--- CHALLENGE ---
Copy out every line exactly as given.

= = = =

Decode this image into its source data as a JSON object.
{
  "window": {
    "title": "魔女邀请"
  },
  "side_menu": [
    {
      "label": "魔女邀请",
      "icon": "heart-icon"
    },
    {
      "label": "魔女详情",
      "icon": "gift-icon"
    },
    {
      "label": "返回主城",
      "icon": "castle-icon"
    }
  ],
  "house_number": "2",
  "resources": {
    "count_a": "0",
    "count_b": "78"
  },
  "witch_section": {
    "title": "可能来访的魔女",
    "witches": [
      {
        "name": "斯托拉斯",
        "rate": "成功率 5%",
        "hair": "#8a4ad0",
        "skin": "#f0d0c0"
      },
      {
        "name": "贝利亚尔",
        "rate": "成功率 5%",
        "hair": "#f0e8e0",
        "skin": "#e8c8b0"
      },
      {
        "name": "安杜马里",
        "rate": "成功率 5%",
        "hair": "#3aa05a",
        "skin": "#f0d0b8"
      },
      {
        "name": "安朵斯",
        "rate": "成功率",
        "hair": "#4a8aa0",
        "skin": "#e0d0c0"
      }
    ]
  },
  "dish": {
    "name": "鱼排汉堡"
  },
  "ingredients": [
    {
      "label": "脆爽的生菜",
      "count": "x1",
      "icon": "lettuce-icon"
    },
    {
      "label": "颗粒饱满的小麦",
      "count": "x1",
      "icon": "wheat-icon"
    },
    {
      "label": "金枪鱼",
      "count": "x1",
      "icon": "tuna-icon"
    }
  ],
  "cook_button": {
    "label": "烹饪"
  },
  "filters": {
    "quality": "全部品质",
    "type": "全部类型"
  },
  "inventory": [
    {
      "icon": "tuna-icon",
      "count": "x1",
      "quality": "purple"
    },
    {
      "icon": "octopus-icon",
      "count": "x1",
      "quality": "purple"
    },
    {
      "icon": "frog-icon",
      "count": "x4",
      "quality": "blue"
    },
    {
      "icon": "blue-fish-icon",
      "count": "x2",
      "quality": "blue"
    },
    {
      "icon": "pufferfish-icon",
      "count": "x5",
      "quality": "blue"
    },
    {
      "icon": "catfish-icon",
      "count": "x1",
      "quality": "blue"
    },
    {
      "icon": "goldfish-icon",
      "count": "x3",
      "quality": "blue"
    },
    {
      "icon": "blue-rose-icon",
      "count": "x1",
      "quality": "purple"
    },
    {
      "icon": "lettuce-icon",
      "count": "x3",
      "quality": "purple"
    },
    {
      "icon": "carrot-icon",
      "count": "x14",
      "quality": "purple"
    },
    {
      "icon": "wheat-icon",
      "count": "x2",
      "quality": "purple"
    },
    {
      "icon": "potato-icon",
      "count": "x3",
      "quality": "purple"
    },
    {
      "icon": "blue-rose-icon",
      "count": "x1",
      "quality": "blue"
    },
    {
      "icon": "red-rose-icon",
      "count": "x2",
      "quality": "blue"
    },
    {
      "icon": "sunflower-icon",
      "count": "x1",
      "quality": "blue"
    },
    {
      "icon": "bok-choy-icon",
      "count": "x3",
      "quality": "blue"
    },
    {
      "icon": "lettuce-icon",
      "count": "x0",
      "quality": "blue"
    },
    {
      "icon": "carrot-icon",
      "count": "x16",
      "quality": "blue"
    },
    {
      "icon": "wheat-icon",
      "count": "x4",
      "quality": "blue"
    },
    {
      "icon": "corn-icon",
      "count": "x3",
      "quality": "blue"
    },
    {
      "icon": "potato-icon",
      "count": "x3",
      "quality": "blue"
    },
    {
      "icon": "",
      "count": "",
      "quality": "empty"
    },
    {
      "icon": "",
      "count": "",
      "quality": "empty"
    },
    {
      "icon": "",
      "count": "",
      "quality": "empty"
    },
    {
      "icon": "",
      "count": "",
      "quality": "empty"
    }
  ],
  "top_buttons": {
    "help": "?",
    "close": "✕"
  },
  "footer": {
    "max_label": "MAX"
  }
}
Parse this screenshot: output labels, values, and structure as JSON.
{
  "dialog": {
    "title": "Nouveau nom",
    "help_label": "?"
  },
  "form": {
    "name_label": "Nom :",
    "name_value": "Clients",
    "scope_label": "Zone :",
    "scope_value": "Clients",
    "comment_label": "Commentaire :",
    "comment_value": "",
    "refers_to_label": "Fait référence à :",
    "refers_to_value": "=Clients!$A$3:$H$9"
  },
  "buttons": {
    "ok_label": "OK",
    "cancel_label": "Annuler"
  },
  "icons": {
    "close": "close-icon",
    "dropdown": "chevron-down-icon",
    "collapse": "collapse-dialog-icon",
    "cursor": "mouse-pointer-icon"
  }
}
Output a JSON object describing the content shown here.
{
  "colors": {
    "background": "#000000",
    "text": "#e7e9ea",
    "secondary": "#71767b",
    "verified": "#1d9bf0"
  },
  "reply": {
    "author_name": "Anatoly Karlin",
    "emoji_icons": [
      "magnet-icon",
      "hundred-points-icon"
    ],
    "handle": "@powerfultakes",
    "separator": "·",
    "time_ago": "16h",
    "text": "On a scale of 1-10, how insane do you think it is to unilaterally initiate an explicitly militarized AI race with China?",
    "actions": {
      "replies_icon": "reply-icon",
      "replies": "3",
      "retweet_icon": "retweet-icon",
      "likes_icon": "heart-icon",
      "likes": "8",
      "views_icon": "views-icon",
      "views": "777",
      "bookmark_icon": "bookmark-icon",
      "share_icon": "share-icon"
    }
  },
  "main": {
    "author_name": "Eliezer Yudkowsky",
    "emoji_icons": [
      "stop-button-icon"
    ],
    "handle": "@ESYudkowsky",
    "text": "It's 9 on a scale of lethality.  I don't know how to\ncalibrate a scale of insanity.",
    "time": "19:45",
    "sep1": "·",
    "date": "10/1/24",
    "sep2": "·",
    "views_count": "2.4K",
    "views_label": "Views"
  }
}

= = = =

--- COMPLETED EXERCISE ---
Decode this image into its source data as a JSON object.
{
  "window": {
    "title": "魔女邀请"
  },
  "side_menu": [
    {
      "label": "魔女邀请",
      "icon": "heart-icon"
    },
    {
      "label": "魔女详情",
      "icon": "gift-icon"
    },
    {
      "label": "返回主城",
      "icon": "castle-icon"
    }
  ],
  "house_number": "2",
  "resources": {
    "count_a": "0",
    "count_b": "78"
  },
  "witch_section": {
    "title": "可能来访的魔女",
    "witches": [
      {
        "name": "斯托拉斯",
        "rate": "成功率 5%",
        "hair": "#8a4ad0",
        "skin": "#f0d0c0"
      },
      {
        "name": "贝利亚尔",
        "rate": "成功率 5%",
        "hair": "#f0e8e0",
        "skin": "#e8c8b0"
      },
      {
        "name": "安杜马里",
        "rate": "成功率 5%",
        "hair": "#3aa05a",
        "skin": "#f0d0b8"
      },
      {
        "name": "安朵斯",
        "rate": "成功率",
        "hair": "#4a8aa0",
        "skin": "#e0d0c0"
      }
    ]
  },
  "dish": {
    "name": "鱼排汉堡"
  },
  "ingredients": [
    {
      "label": "脆爽的生菜",
      "count": "x1",
      "icon": "lettuce-icon"
    },
    {
      "label": "颗粒饱满的小麦",
      "count": "x1",
      "icon": "wheat-icon"
    },
    {
      "label": "金枪鱼",
      "count": "x1",
      "icon": "tuna-icon"
    }
  ],
  "cook_button": {
    "label": "烹饪"
  },
  "filters": {
    "quality": "全部品质",
    "type": "全部类型"
  },
  "inventory": [
    {
      "icon": "tuna-icon",
      "count": "x1",
      "quality": "purple"
    },
    {
      "icon": "octopus-icon",
      "count": "x1",
      "quality": "purple"
    },
    {
      "icon": "frog-icon",
      "count": "x4",
      "quality": "blue"
    },
    {
      "icon": "blue-fish-icon",
      "count": "x2",
      "quality": "blue"
    },
    {
      "icon": "pufferfish-icon",
      "count": "x5",
      "quality": "blue"
    },
    {
      "icon": "catfish-icon",
      "count": "x1",
      "quality": "blue"
    },
    {
      "icon": "goldfish-icon",
      "count": "x3",
      "quality": "blue"
    },
    {
      "icon": "blue-rose-icon",
      "count": "x1",
      "quality": "purple"
    },
    {
      "icon": "lettuce-icon",
      "count": "x3",
      "quality": "purple"
    },
    {
      "icon": "carrot-icon",
      "count": "x14",
      "quality": "purple"
    },
    {
      "icon": "wheat-icon",
      "count": "x2",
      "quality": "purple"
    },
    {
      "icon": "potato-icon",
      "count": "x3",
      "quality": "purple"
    },
    {
      "icon": "blue-rose-icon",
      "count": "x1",
      "quality": "blue"
    },
    {
      "icon": "red-rose-icon",
      "count": "x2",
      "quality": "blue"
    },
    {
      "icon": "sunflower-icon",
      "count": "x1",
      "quality": "blue"
    },
    {
      "icon": "bok-choy-icon",
      "count": "x3",
      "quality": "blue"
    },
    {
      "icon": "lettuce-icon",
      "count": "x0",
      "quality": "blue"
    },
    {
      "icon": "carrot-icon",
      "count": "x16",
      "quality": "blue"
    },
    {
      "icon": "wheat-icon",
      "count": "x4",
      "quality": "blue"
    },
    {
      "icon": "corn-icon",
      "count": "x3",
      "quality": "blue"
    },
    {
      "icon": "potato-icon",
      "count": "x3",
      "quality": "blue"
    },
    {
      "icon": "",
      "count": "",
      "quality": "empty"
    },
    {
      "icon": "",
      "count": "",
      "quality": "empty"
    },
    {
      "icon": "",
      "count": "",
      "quality": "empty"
    },
    {
      "icon": "",
      "count": "",
      "quality": "empty"
    }
  ],
  "top_buttons": {
    "help": "?",
    "close": "✕"
  },
  "footer": {
    "max_label": "MAX"
  }
}
Parse this screenshot: output labels, values, and structure as JSON.
{
  "dialog": {
    "title": "Nouveau nom",
    "help_label": "?"
  },
  "form": {
    "name_label": "Nom :",
    "name_value": "Clients",
    "scope_label": "Zone :",
    "scope_value": "Clients",
    "comment_label": "Commentaire :",
    "comment_value": "",
    "refers_to_label": "Fait référence à :",
    "refers_to_value": "=Clients!$A$3:$H$9"
  },
  "buttons": {
    "ok_label": "OK",
    "cancel_label": "Annuler"
  },
  "icons": {
    "close": "close-icon",
    "dropdown": "chevron-down-icon",
    "collapse": "collapse-dialog-icon",
    "cursor": "mouse-pointer-icon"
  }
}
Output a JSON object describing the content shown here.
{
  "colors": {
    "background": "#000000",
    "text": "#e7e9ea",
    "secondary": "#71767b",
    "verified": "#1d9bf0"
  },
  "reply": {
    "author_name": "Anatoly Karlin",
    "emoji_icons": [
      "magnet-icon",
      "hundred-points-icon"
    ],
    "handle": "@powerfultakes",
    "separator": "·",
    "time_ago": "16h",
    "text": "On a scale of 1-10, how insane do you think it is to unilaterally initiate an explicitly militarized AI race with China?",
    "actions": {
      "replies_icon": "reply-icon",
      "replies": "3",
      "retweet_icon": "retweet-icon",
      "likes_icon": "heart-icon",
      "likes": "8",
      "views_icon": "views-icon",
      "views": "777",
      "bookmark_icon": "bookmark-icon",
      "share_icon": "share-icon"
    }
  },
  "main": {
    "author_name": "Eliezer Yudkowsky",
    "emoji_icons": [
      "stop-button-icon"
    ],
    "handle": "@ESYudkowsky",
    "text": "It's 9 on a scale of lethality.  I don't know how to\ncalibrate a scale of insanity.",
    "time": "19:45",
    "sep1": "·",
    "date": "10/1/24",
    "sep2": "·",
    "views_count": "2.4K",
    "views_label": "Views"
  }
}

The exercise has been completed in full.